→ What you will do:
Where a line of the material contains the string "Dhrubajyoti", copy that line.

→ Exercise input:
※

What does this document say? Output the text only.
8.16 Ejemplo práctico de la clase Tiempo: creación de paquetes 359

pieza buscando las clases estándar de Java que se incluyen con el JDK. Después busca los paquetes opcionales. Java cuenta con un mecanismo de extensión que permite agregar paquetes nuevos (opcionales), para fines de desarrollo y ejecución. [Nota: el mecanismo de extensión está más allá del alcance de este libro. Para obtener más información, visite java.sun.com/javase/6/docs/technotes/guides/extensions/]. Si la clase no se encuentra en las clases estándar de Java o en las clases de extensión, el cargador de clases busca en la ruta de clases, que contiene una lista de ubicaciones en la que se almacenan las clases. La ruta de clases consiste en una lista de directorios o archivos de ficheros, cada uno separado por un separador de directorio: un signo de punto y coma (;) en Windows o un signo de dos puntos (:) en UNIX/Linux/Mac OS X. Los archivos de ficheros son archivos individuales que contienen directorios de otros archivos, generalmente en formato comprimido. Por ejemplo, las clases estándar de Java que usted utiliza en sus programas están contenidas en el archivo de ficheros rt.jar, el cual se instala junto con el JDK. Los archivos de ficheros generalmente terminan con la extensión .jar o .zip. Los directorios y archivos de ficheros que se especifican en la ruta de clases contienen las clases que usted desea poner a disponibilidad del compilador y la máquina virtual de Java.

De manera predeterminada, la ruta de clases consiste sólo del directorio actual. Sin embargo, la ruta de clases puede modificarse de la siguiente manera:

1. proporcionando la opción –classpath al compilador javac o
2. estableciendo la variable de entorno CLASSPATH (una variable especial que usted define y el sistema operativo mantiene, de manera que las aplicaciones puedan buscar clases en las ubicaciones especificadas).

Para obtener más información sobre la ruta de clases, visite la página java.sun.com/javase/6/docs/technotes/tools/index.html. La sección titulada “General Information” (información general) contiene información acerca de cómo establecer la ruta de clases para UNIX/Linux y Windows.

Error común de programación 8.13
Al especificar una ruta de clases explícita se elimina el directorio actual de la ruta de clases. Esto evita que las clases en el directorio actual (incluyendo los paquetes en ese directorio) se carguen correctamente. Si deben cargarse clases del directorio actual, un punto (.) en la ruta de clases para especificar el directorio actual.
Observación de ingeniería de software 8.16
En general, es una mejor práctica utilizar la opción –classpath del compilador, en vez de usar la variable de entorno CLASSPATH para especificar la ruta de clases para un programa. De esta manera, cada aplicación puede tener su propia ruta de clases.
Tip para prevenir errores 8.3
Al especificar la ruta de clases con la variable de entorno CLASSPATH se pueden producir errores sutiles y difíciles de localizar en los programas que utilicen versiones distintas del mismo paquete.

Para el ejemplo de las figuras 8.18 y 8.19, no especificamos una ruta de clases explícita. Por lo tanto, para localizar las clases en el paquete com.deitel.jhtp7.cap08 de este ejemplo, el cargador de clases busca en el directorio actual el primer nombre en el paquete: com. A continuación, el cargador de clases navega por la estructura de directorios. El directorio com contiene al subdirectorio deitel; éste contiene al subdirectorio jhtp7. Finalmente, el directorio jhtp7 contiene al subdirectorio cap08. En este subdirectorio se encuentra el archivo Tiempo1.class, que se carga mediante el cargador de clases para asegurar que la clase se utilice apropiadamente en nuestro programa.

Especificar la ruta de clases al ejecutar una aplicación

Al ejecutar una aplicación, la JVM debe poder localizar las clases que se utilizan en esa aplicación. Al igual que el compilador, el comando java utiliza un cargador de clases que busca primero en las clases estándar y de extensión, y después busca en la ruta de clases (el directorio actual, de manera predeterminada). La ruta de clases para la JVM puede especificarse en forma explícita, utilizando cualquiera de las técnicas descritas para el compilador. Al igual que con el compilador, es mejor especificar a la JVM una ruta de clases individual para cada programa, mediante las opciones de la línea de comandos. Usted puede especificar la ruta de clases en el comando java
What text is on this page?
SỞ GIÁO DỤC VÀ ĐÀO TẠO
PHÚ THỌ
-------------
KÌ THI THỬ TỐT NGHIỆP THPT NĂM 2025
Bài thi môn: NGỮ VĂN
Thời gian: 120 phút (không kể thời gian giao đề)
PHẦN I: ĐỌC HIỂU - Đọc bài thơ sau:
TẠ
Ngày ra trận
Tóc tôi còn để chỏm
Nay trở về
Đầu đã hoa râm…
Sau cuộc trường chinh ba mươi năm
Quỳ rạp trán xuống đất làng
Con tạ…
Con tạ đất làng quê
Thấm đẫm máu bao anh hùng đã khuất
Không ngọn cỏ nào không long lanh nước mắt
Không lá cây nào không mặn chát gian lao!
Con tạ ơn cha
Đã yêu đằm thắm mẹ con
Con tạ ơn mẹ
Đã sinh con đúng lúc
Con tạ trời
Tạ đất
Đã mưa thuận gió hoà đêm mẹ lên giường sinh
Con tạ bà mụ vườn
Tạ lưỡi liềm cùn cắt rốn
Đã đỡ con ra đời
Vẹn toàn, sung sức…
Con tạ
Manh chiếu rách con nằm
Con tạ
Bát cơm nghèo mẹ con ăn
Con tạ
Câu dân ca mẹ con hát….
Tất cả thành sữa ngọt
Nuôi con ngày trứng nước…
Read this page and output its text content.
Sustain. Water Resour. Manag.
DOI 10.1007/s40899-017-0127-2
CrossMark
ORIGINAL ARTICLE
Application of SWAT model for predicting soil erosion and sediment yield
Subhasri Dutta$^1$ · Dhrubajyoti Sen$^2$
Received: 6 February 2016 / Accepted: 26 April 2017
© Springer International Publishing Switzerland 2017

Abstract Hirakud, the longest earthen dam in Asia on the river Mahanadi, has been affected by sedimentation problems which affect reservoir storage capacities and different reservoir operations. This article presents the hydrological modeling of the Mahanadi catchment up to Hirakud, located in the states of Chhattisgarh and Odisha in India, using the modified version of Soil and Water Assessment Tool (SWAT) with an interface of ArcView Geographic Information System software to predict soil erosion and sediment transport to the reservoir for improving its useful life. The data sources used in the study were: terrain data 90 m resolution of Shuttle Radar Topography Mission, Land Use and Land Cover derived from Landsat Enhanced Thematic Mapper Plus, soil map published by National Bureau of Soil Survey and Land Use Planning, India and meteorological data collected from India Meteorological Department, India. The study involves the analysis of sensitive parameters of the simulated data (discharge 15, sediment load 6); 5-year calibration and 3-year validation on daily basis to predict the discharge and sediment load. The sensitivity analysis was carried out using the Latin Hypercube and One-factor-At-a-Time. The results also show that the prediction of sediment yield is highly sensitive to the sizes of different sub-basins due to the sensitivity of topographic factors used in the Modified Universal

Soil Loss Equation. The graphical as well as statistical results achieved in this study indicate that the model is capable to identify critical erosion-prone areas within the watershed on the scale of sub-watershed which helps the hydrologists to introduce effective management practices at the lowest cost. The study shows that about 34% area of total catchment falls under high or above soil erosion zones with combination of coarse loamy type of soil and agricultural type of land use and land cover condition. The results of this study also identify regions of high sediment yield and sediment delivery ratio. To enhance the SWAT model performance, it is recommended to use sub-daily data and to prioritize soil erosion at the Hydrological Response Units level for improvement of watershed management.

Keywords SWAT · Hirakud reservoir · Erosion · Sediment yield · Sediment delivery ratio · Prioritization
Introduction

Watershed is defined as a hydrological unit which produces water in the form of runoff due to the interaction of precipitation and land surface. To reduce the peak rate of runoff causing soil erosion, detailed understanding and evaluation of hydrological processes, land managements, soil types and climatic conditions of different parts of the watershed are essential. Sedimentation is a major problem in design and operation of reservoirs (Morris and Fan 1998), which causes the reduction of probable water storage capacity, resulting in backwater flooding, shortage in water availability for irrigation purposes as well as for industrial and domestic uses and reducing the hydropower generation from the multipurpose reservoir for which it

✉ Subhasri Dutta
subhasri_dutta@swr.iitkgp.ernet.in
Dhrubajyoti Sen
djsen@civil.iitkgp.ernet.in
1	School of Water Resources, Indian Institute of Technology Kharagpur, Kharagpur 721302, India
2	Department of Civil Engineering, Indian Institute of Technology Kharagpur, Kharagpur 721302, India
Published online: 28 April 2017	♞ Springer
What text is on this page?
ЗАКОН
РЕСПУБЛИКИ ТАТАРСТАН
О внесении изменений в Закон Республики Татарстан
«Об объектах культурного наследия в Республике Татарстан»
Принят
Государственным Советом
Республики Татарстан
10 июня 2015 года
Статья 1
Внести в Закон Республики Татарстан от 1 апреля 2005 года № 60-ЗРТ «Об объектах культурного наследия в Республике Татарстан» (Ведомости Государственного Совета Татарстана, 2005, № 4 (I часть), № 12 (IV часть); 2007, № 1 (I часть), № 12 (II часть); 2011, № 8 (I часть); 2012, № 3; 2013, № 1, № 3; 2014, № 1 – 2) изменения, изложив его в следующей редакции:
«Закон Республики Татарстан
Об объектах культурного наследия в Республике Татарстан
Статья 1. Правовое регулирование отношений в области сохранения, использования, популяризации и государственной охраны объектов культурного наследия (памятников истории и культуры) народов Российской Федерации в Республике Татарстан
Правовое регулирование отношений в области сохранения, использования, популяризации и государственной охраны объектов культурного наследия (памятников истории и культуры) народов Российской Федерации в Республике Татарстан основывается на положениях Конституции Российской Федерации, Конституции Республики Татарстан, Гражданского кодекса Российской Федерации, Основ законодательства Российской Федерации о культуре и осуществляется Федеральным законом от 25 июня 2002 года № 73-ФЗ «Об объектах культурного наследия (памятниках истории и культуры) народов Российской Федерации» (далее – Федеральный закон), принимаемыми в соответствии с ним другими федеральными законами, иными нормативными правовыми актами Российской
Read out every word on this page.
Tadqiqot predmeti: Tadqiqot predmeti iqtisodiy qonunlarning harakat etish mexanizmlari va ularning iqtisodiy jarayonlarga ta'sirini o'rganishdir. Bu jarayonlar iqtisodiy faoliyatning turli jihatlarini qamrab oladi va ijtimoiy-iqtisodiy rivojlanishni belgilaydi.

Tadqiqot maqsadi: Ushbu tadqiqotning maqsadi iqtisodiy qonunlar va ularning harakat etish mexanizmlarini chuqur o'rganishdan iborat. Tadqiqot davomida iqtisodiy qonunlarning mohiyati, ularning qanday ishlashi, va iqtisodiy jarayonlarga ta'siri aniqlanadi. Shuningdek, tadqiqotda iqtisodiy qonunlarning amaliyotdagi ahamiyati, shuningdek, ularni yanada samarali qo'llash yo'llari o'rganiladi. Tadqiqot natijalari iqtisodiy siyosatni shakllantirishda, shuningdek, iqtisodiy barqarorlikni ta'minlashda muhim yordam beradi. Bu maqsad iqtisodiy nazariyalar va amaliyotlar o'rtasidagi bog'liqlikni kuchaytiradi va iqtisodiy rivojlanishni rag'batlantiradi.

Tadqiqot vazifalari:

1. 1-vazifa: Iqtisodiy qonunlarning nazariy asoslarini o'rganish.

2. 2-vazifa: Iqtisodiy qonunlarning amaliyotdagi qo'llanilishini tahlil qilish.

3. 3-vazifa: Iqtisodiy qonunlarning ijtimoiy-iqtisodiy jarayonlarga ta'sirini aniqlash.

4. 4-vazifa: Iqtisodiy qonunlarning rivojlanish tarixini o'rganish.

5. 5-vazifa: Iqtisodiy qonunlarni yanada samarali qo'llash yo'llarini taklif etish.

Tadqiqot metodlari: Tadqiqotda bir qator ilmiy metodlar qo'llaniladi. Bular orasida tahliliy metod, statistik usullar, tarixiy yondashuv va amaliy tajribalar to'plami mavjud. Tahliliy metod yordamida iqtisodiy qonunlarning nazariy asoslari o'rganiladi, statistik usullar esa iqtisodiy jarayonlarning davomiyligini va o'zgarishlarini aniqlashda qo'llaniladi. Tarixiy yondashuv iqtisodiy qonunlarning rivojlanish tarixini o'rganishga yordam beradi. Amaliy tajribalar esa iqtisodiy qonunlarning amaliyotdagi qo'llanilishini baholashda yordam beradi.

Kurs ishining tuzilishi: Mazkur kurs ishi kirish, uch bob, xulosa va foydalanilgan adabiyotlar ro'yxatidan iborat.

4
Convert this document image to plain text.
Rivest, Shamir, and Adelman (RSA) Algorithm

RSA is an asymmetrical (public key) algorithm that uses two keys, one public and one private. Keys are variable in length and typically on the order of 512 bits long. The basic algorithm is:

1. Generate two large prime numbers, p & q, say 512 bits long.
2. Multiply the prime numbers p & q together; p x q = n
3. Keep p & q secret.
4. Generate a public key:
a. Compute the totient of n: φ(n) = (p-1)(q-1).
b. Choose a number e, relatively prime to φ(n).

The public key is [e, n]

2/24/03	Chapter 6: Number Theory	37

※

→ Exercise response:
Subhasri Dutta$^1$ · Dhrubajyoti Sen$^2$
Dhrubajyoti Sen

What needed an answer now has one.